▸ EXERCISE PROMPT: Every line that contains "JSON" counts once; give the total number of such lines, with no other words.

▸ ENTRIES PROVIDED:
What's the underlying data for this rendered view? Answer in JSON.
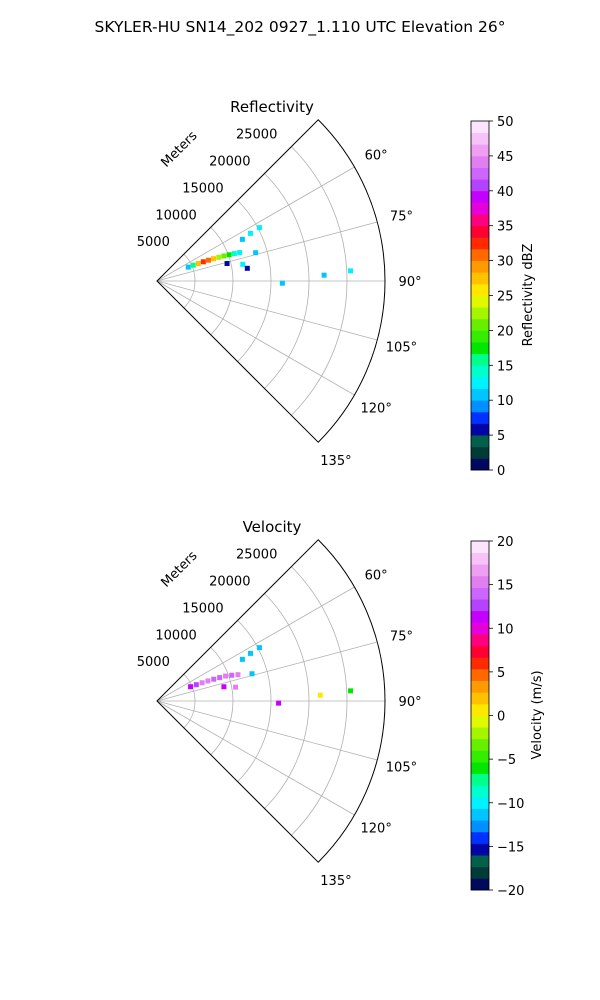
{
  "figure": {
    "suptitle": "SKYLER-HU  SN14_202  0927_1.110 UTC Elevation 26°"
  },
  "chart_data": [
    {
      "type": "polar-sector",
      "title": "Reflectivity",
      "range_label": "Meters",
      "range_ticks": [
        "5000",
        "10000",
        "15000",
        "20000",
        "25000"
      ],
      "range_values": [
        5000,
        10000,
        15000,
        20000,
        25000
      ],
      "range_max": 30000,
      "azimuth_ticks": [
        "60°",
        "75°",
        "90°",
        "105°",
        "120°",
        "135°"
      ],
      "azimuth_values": [
        60,
        75,
        90,
        105,
        120,
        135
      ],
      "azimuth_range": [
        45,
        135
      ],
      "colorbar": {
        "label": "Reflectivity dBZ",
        "range": [
          0,
          50
        ],
        "ticks": [
          "0",
          "5",
          "10",
          "15",
          "20",
          "25",
          "30",
          "35",
          "40",
          "45",
          "50"
        ],
        "colors": [
          "#00095f",
          "#003b37",
          "#00604a",
          "#0005a6",
          "#0032ff",
          "#0090ff",
          "#00c5ff",
          "#00f2ff",
          "#00ffcc",
          "#00ff8b",
          "#00e600",
          "#33ee00",
          "#66f000",
          "#a6f500",
          "#e0f800",
          "#ffe700",
          "#ffc200",
          "#ff9a00",
          "#ff6900",
          "#ff2a00",
          "#ff0033",
          "#ff007f",
          "#e600d9",
          "#c400ff",
          "#b442ff",
          "#cc66ff",
          "#e27ff0",
          "#ee9ff2",
          "#f6c2f8",
          "#fce4fd"
        ]
      },
      "echoes": [
        {
          "az": 66,
          "r": 4500,
          "val": 10
        },
        {
          "az": 66.5,
          "r": 5200,
          "val": 15
        },
        {
          "az": 67,
          "r": 5900,
          "val": 28
        },
        {
          "az": 67.5,
          "r": 6600,
          "val": 33
        },
        {
          "az": 68,
          "r": 7300,
          "val": 30
        },
        {
          "az": 68.5,
          "r": 8000,
          "val": 27
        },
        {
          "az": 69,
          "r": 8700,
          "val": 23
        },
        {
          "az": 69.5,
          "r": 9400,
          "val": 20
        },
        {
          "az": 70,
          "r": 10100,
          "val": 18
        },
        {
          "az": 70.5,
          "r": 10800,
          "val": 14
        },
        {
          "az": 71,
          "r": 11500,
          "val": 12
        },
        {
          "az": 64,
          "r": 12500,
          "val": 11
        },
        {
          "az": 63,
          "r": 13800,
          "val": 13
        },
        {
          "az": 62.5,
          "r": 15200,
          "val": 12
        },
        {
          "az": 74,
          "r": 13500,
          "val": 11
        },
        {
          "az": 76,
          "r": 9500,
          "val": 6
        },
        {
          "az": 79,
          "r": 11500,
          "val": 12
        },
        {
          "az": 91,
          "r": 16500,
          "val": 11
        },
        {
          "az": 88,
          "r": 22000,
          "val": 11
        },
        {
          "az": 87,
          "r": 25500,
          "val": 13
        },
        {
          "az": 82,
          "r": 12000,
          "val": 6
        }
      ]
    },
    {
      "type": "polar-sector",
      "title": "Velocity",
      "range_label": "Meters",
      "range_ticks": [
        "5000",
        "10000",
        "15000",
        "20000",
        "25000"
      ],
      "range_values": [
        5000,
        10000,
        15000,
        20000,
        25000
      ],
      "range_max": 30000,
      "azimuth_ticks": [
        "60°",
        "75°",
        "90°",
        "105°",
        "120°",
        "135°"
      ],
      "azimuth_values": [
        60,
        75,
        90,
        105,
        120,
        135
      ],
      "azimuth_range": [
        45,
        135
      ],
      "colorbar": {
        "label": "Velocity (m/s)",
        "range": [
          -20,
          20
        ],
        "ticks": [
          "−20",
          "−15",
          "−10",
          "−5",
          "0",
          "5",
          "10",
          "15",
          "20"
        ],
        "colors": [
          "#00095f",
          "#003b37",
          "#00604a",
          "#0005a6",
          "#0032ff",
          "#0090ff",
          "#00c5ff",
          "#00f2ff",
          "#00ffcc",
          "#00ff8b",
          "#00e600",
          "#33ee00",
          "#66f000",
          "#a6f500",
          "#e0f800",
          "#ffe700",
          "#ffc200",
          "#ff9a00",
          "#ff6900",
          "#ff2a00",
          "#ff0033",
          "#ff007f",
          "#e600d9",
          "#c400ff",
          "#b442ff",
          "#cc66ff",
          "#e27ff0",
          "#ee9ff2",
          "#f6c2f8",
          "#fce4fd"
        ]
      },
      "echoes": [
        {
          "az": 67,
          "r": 4800,
          "val": 11
        },
        {
          "az": 67.5,
          "r": 5600,
          "val": 12
        },
        {
          "az": 68,
          "r": 6400,
          "val": 15
        },
        {
          "az": 68.5,
          "r": 7200,
          "val": 15
        },
        {
          "az": 69,
          "r": 8000,
          "val": 14
        },
        {
          "az": 69.5,
          "r": 8800,
          "val": 14
        },
        {
          "az": 70,
          "r": 9600,
          "val": 15
        },
        {
          "az": 71,
          "r": 10400,
          "val": 14
        },
        {
          "az": 72,
          "r": 11200,
          "val": 15
        },
        {
          "az": 64,
          "r": 12500,
          "val": -11
        },
        {
          "az": 63,
          "r": 13800,
          "val": -12
        },
        {
          "az": 62.5,
          "r": 15200,
          "val": -11
        },
        {
          "az": 74,
          "r": 13000,
          "val": -12
        },
        {
          "az": 80,
          "r": 10500,
          "val": 15
        },
        {
          "az": 78,
          "r": 9000,
          "val": 11
        },
        {
          "az": 91,
          "r": 16000,
          "val": 11
        },
        {
          "az": 88,
          "r": 21500,
          "val": 1
        },
        {
          "az": 87,
          "r": 25500,
          "val": -6
        }
      ]
    }
  ]
}
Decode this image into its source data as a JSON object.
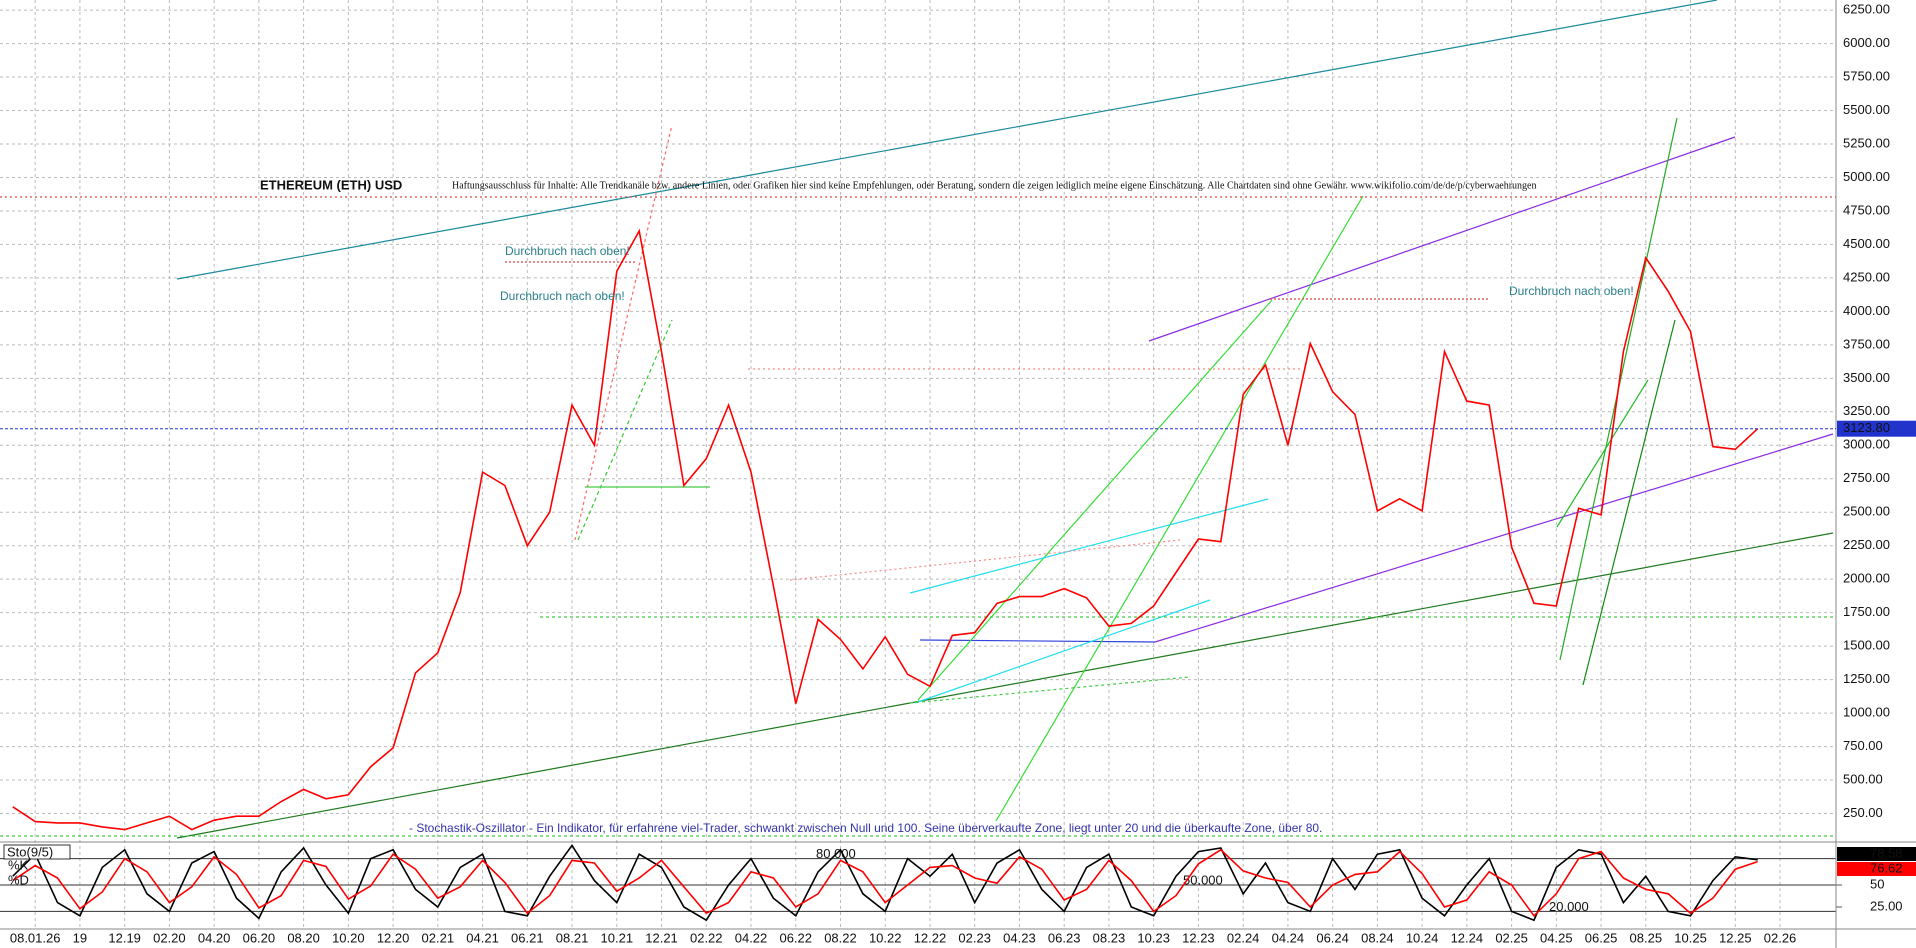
{
  "chart_data": [
    {
      "type": "line",
      "title": "ETHEREUM (ETH) USD",
      "subtitle": "Haftungsausschluss für Inhalte: Alle Trendkanäle bzw. andere Linien, oder Grafiken hier sind keine Empfehlungen, oder Beratung, sondern die zeigen lediglich meine eigene Einschätzung. Alle Chartdaten sind ohne Gewähr. www.wikifolio.com/de/de/p/cyberwaehrungen",
      "annotations": [
        "Durchbruch nach oben!",
        "Durchbruch nach oben!",
        "Durchbruch nach oben!"
      ],
      "categories": [
        null,
        "08.01.26",
        null,
        "19",
        null,
        "12.19",
        null,
        "02.20",
        null,
        "04.20",
        null,
        "06.20",
        null,
        "08.20",
        null,
        "10.20",
        null,
        "12.20",
        null,
        "02.21",
        null,
        "04.21",
        null,
        "06.21",
        null,
        "08.21",
        null,
        "10.21",
        null,
        "12.21",
        null,
        "02.22",
        null,
        "04.22",
        null,
        "06.22",
        null,
        "08.22",
        null,
        "10.22",
        null,
        "12.22",
        null,
        "02.23",
        null,
        "04.23",
        null,
        "06.23",
        null,
        "08.23",
        null,
        "10.23",
        null,
        "12.23",
        null,
        "02.24",
        null,
        "04.24",
        null,
        "06.24",
        null,
        "08.24",
        null,
        "10.24",
        null,
        "12.24",
        null,
        "02.25",
        null,
        "04.25",
        null,
        "06.25",
        null,
        "08.25",
        null,
        "10.25",
        null,
        "12.25",
        null,
        "02.26"
      ],
      "series": [
        {
          "color": "#ff0000",
          "values": [
            300,
            190,
            180,
            180,
            150,
            130,
            180,
            230,
            130,
            200,
            230,
            230,
            340,
            430,
            360,
            390,
            600,
            740,
            1300,
            1450,
            1900,
            2800,
            2700,
            2250,
            2500,
            3300,
            3000,
            4300,
            4600,
            3700,
            2700,
            2900,
            3300,
            2800,
            1950,
            1070,
            1700,
            1550,
            1330,
            1570,
            1290,
            1200,
            1580,
            1600,
            1820,
            1870,
            1870,
            1930,
            1860,
            1650,
            1670,
            1800,
            2050,
            2300,
            2280,
            3380,
            3600,
            3000,
            3760,
            3400,
            3230,
            2510,
            2600,
            2510,
            3700,
            3330,
            3300,
            2240,
            1820,
            1800,
            2530,
            2480,
            3700,
            4400,
            4150,
            3850,
            2990,
            2970,
            3123.8,
            null
          ],
          "value_labels": [
            null,
            null,
            null,
            null,
            null,
            null,
            null,
            null,
            null,
            null,
            null,
            null,
            null,
            null,
            null,
            null,
            null,
            null,
            null,
            null,
            null,
            null,
            null,
            null,
            null,
            null,
            null,
            null,
            null,
            null,
            null,
            null,
            null,
            null,
            null,
            null,
            null,
            null,
            null,
            null,
            null,
            null,
            null,
            null,
            null,
            null,
            null,
            null,
            null,
            null,
            null,
            null,
            null,
            null,
            null,
            null,
            null,
            null,
            null,
            null,
            null,
            null,
            null,
            null,
            null,
            null,
            null,
            null,
            null,
            null,
            null,
            null,
            null,
            null,
            null,
            null,
            null,
            null,
            "3123.80",
            null
          ]
        }
      ],
      "ylim": [
        50,
        6300
      ],
      "yticks": [
        {
          "value": 250,
          "label": "250.00"
        },
        {
          "value": 500,
          "label": "500.00"
        },
        {
          "value": 750,
          "label": "750.00"
        },
        {
          "value": 1000,
          "label": "1000.00"
        },
        {
          "value": 1250,
          "label": "1250.00"
        },
        {
          "value": 1500,
          "label": "1500.00"
        },
        {
          "value": 1750,
          "label": "1750.00"
        },
        {
          "value": 2000,
          "label": "2000.00"
        },
        {
          "value": 2250,
          "label": "2250.00"
        },
        {
          "value": 2500,
          "label": "2500.00"
        },
        {
          "value": 2750,
          "label": "2750.00"
        },
        {
          "value": 3000,
          "label": "3000.00"
        },
        {
          "value": 3250,
          "label": "3250.00"
        },
        {
          "value": 3500,
          "label": "3500.00"
        },
        {
          "value": 3750,
          "label": "3750.00"
        },
        {
          "value": 4000,
          "label": "4000.00"
        },
        {
          "value": 4250,
          "label": "4250.00"
        },
        {
          "value": 4500,
          "label": "4500.00"
        },
        {
          "value": 4750,
          "label": "4750.00"
        },
        {
          "value": 5000,
          "label": "5000.00"
        },
        {
          "value": 5250,
          "label": "5250.00"
        },
        {
          "value": 5500,
          "label": "5500.00"
        },
        {
          "value": 5750,
          "label": "5750.00"
        },
        {
          "value": 6000,
          "label": "6000.00"
        },
        {
          "value": 6250,
          "label": "6250.00"
        }
      ],
      "grid": true
    },
    {
      "type": "line",
      "title": "Sto(9/5)",
      "subtitle": "- Stochastik-Oszillator - Ein Indikator, für erfahrene viel-Trader, schwankt zwischen Null und 100. Seine überverkaufte Zone, liegt unter 20 und die überkaufte Zone, über 80.",
      "series": [
        {
          "name": "%K",
          "color": "#000000",
          "values": [
            60,
            85,
            30,
            15,
            70,
            90,
            40,
            20,
            75,
            88,
            35,
            12,
            65,
            92,
            50,
            18,
            80,
            90,
            45,
            25,
            70,
            85,
            20,
            15,
            60,
            95,
            55,
            30,
            85,
            70,
            25,
            10,
            50,
            80,
            35,
            15,
            65,
            90,
            40,
            20,
            80,
            60,
            85,
            30,
            75,
            90,
            45,
            20,
            70,
            85,
            25,
            15,
            60,
            88,
            92,
            40,
            75,
            30,
            20,
            80,
            45,
            85,
            90,
            35,
            15,
            50,
            80,
            20,
            10,
            70,
            90,
            85,
            30,
            60,
            20,
            15,
            55,
            82,
            78.58,
            null
          ]
        },
        {
          "name": "%D",
          "color": "#ff0000",
          "values": [
            55,
            72,
            58,
            23,
            42,
            80,
            65,
            30,
            48,
            82,
            62,
            24,
            38,
            78,
            71,
            34,
            49,
            85,
            68,
            35,
            48,
            78,
            53,
            18,
            38,
            78,
            75,
            43,
            58,
            78,
            48,
            18,
            30,
            65,
            58,
            25,
            40,
            78,
            65,
            30,
            50,
            70,
            72,
            58,
            52,
            82,
            68,
            33,
            45,
            78,
            55,
            20,
            38,
            74,
            90,
            66,
            58,
            53,
            25,
            50,
            62,
            65,
            88,
            63,
            25,
            33,
            65,
            50,
            15,
            40,
            80,
            88,
            58,
            45,
            40,
            18,
            35,
            68,
            76.62,
            null
          ]
        }
      ],
      "levels": [
        {
          "value": 80,
          "label": "80.000"
        },
        {
          "value": 50,
          "label": "50.000"
        },
        {
          "value": 20,
          "label": "20.000"
        }
      ],
      "ylim": [
        0,
        100
      ],
      "yticks": [
        {
          "value": 25,
          "label": "25.00"
        },
        50
      ]
    }
  ]
}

▸ CORRECT ANSWER: 2